■ **Objective**: Report the number of lines that hold the string "Create". Leave out any other text.
==*==
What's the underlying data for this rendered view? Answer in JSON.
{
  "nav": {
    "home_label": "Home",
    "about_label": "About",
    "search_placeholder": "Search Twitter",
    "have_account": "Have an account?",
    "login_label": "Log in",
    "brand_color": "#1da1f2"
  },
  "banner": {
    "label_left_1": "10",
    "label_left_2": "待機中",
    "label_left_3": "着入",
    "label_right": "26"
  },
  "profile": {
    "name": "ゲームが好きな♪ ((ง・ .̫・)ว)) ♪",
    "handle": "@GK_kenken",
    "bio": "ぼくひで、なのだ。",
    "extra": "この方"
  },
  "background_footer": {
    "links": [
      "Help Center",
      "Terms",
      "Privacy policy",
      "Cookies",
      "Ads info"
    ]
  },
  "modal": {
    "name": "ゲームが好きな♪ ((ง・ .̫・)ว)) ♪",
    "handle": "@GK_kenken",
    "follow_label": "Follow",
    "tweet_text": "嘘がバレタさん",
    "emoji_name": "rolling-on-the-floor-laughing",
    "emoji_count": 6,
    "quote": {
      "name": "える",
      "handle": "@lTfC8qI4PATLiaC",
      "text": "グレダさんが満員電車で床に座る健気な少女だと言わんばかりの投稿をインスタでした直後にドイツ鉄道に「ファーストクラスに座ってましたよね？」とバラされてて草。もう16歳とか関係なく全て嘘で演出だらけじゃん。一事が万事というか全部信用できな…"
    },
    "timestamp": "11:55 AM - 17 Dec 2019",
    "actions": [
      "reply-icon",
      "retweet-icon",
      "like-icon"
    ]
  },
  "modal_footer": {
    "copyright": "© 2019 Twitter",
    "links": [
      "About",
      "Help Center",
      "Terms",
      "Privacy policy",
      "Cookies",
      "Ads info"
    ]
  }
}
==*==
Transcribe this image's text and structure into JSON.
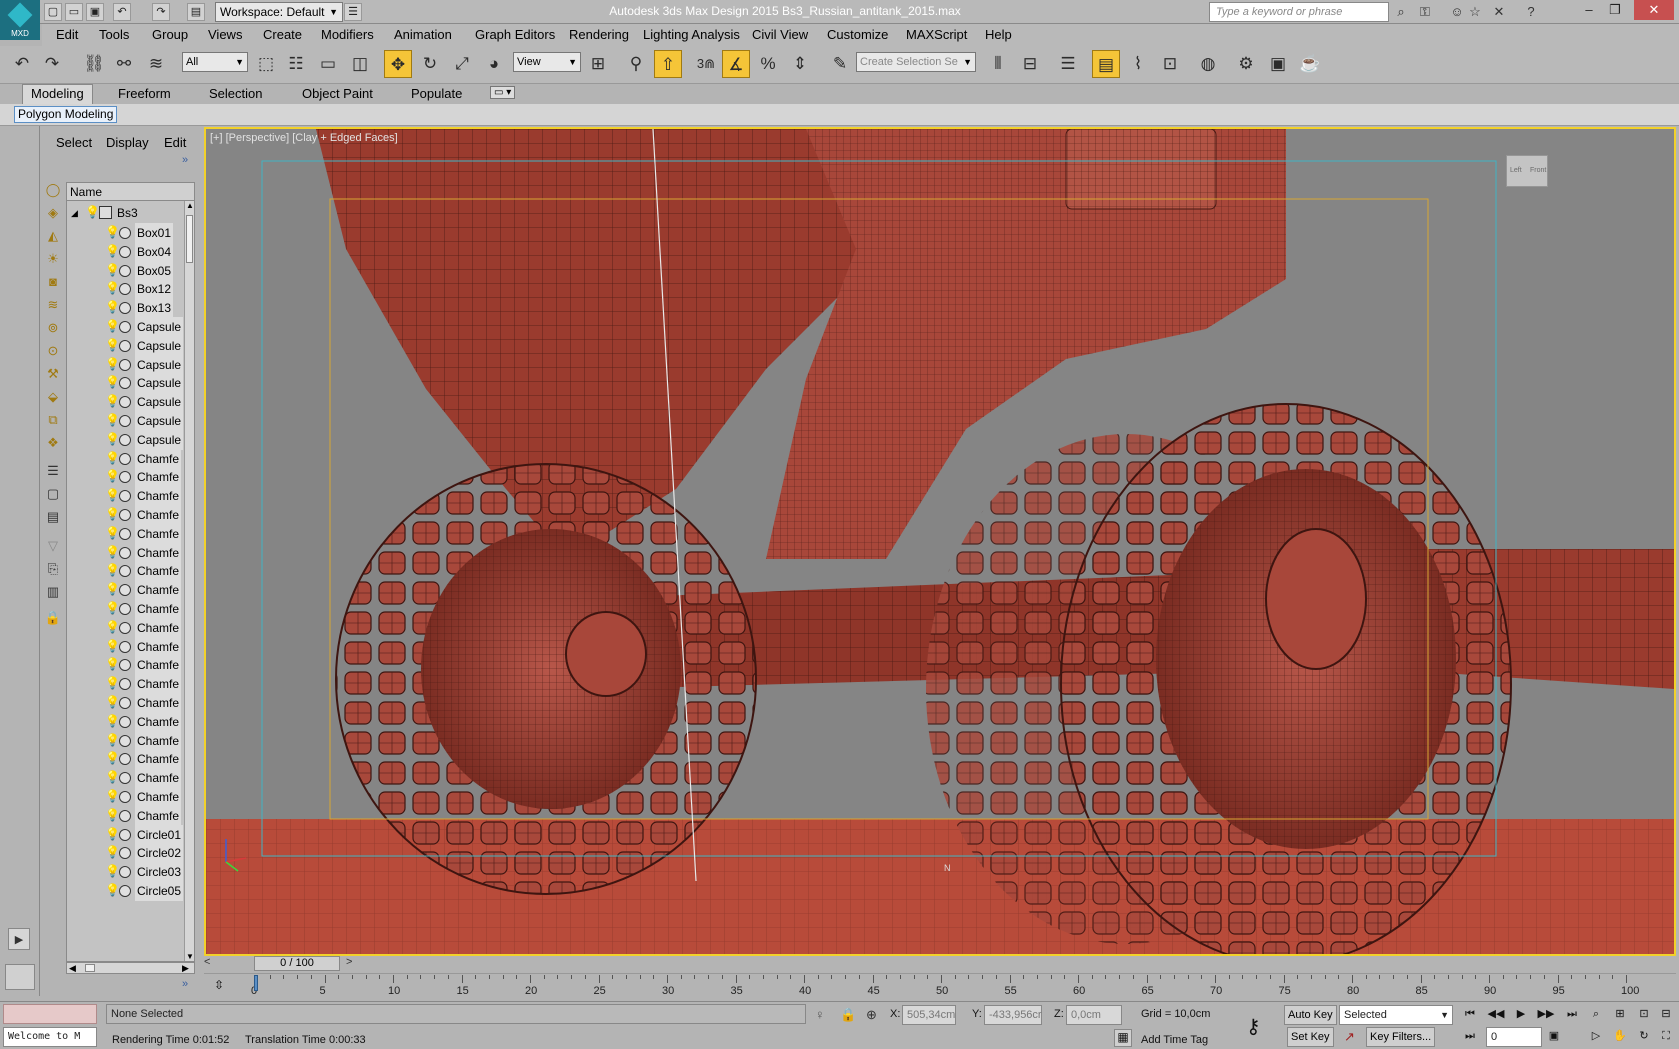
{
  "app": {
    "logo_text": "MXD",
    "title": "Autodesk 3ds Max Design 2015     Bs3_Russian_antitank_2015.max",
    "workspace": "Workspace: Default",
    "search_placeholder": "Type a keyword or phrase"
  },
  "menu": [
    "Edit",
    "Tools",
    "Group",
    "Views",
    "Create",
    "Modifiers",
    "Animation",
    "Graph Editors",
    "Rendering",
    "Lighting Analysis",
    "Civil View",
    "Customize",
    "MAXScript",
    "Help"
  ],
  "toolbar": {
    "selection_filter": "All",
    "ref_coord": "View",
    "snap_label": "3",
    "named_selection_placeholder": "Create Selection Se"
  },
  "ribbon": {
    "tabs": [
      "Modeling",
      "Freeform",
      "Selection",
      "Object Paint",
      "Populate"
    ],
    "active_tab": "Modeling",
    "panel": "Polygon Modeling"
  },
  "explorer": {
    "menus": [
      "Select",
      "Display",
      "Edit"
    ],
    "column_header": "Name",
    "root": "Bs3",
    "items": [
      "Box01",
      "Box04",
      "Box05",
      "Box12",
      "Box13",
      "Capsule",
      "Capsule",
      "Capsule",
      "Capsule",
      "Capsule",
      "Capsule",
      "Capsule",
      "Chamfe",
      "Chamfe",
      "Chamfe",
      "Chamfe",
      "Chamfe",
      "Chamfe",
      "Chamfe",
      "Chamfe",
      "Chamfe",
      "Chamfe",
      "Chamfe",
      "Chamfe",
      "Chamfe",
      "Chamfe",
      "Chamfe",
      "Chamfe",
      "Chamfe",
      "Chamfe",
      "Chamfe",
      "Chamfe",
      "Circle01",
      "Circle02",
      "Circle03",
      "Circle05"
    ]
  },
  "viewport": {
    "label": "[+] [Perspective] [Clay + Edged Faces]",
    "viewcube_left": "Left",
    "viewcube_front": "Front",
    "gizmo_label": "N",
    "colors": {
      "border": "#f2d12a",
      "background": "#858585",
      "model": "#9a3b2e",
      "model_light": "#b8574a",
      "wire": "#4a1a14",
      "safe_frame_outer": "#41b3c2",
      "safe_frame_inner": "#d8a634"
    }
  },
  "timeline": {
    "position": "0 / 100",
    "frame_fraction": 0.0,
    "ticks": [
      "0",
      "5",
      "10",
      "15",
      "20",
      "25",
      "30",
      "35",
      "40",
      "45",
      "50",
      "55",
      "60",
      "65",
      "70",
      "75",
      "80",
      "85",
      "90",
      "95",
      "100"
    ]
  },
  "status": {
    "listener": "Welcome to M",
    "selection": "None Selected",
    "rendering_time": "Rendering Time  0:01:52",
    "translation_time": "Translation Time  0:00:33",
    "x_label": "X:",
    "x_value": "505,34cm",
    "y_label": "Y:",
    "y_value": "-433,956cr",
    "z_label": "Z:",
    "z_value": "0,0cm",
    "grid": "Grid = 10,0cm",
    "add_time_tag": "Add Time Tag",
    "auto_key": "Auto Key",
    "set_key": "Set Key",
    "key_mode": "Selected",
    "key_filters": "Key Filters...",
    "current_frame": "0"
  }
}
==*==
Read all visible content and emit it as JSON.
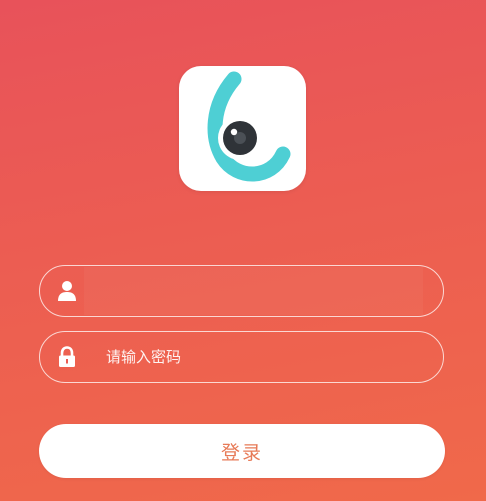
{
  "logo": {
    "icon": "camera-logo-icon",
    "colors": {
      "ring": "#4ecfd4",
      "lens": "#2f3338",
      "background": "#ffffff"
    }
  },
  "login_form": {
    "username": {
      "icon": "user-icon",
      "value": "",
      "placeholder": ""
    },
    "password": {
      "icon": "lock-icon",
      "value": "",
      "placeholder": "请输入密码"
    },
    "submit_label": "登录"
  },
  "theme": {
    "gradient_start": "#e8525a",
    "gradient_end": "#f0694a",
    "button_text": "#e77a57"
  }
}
==*==
■ **The answer**: 2